First Reformed, written and directed by Schrader, seems emblematic of his total career, both its highs and its lows. It is a poetically cinematic work that features the performances of its actors’ careers. It’s also a stunningly heavy-handed work whose script often mistakes nuance for a mallet over the head.

Sure, it’s important I guess, and has a wonderful message about staying true to yourself and your ethics in the face powerful opposing currents, but the iron gloved approach to the messaging too often sullies what otherwise might have been a truly stand out work.

There’s a certain irony in making this statement, considering how alone I seem to be in making it. In a way I almost feel like Ethan Hawke’s Reverend Toller, standing alone and screaming “Maybe you’re wrong” in a world that doesn’t want to hear it. Here I stand, and here I am prepared to die.

So much of First Reformed feels like Schrader went on a wikiwalk about global warming and freaked himself out so much that he needed an exegesis. He’s not unartful by any means; the film is beautifully shot and, as I mentioned, phenomenally well performed. Too often, however, Schrader seems to screaming “WHY AREN’T WE CARING MORE ABOUT THIS?!”

Which is fair. That’s a great question. It’s baffling that we are spending so much time hand wringing about reality instead trying to do something about it or, at the very least, prepare. On that level, I feel you, Paul. But his approach is tiresome in that preaching-to-the-choir kinda way.

Like the rest of us, Schrader has no answers, choosing instead to use the premise as a window through which to view one man’s growing existential and spiritual crisis. Here is where the movie moves best, even if Schrader’s theological musings often border on trite. Hawke is stunning as Toller, a troubled priest serving as caretaker of a historically significant church living in the shadows, and by the graces of, a megachurch helmed by the boisterous Reverend Jeffers (Cedric “The Entertainer” Kyles).

Data records:
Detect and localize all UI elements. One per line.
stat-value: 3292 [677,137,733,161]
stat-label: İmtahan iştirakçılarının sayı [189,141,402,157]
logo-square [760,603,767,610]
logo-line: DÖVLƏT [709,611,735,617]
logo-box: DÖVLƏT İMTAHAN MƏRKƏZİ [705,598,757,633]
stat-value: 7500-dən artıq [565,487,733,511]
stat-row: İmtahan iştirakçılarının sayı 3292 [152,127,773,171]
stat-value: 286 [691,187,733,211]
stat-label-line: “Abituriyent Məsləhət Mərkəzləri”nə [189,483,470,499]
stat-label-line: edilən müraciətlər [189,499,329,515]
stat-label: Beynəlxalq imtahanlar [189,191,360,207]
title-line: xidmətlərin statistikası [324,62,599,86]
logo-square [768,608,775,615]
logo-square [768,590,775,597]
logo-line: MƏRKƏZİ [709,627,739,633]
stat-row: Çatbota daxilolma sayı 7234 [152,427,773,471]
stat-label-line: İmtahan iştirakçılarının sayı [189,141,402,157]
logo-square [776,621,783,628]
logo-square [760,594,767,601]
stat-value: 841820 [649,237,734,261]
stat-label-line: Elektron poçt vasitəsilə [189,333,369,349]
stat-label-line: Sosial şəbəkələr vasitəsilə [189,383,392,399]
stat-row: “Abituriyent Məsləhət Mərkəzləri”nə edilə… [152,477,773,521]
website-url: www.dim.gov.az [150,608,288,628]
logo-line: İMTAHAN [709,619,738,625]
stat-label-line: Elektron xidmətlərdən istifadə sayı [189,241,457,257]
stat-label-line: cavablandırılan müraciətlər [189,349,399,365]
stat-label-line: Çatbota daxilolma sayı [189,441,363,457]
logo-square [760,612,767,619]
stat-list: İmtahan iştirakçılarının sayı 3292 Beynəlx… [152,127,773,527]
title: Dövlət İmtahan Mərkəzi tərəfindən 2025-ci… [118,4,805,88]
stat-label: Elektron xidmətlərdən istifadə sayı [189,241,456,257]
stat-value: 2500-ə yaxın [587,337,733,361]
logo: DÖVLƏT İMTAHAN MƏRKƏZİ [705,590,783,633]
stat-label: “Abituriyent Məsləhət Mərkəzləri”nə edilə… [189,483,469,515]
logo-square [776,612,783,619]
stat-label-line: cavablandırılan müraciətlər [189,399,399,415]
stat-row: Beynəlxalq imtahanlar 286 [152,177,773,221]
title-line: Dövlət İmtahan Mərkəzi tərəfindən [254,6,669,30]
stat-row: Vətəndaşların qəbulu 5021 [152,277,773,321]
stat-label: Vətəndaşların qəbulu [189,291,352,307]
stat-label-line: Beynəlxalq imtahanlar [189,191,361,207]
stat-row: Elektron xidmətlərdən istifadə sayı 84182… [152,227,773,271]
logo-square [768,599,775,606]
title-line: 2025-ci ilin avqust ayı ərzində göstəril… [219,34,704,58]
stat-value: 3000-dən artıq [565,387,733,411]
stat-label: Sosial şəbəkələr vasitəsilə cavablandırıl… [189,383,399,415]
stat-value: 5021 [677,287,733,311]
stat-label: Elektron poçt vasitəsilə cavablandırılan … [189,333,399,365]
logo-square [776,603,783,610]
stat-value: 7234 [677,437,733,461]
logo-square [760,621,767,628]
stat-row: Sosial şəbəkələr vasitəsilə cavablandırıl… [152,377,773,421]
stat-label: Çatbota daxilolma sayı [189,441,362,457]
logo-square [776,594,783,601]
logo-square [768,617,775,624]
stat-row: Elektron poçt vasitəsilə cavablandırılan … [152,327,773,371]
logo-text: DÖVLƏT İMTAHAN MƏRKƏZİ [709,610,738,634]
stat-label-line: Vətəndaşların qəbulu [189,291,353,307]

Required tasks:
(1) In the review of First Reformed, which actor plays Reverend Jeffers?
(2) Reproduce everything in the First Reformed review from "Which is fair." down to "preaching-to-the-choir kinda way.".

Outputs in order:
(1) Cedric "The Entertainer" Kyles plays Reverend Jeffers.

(2)
Which is fair. That’s a great question. It’s baffling that we are spending so much time hand wringing about reality instead trying to do something about it or, at the very least, prepare. On that level, I feel you, Paul. But his approach is tiresome in that preaching-to-the-choir kinda way.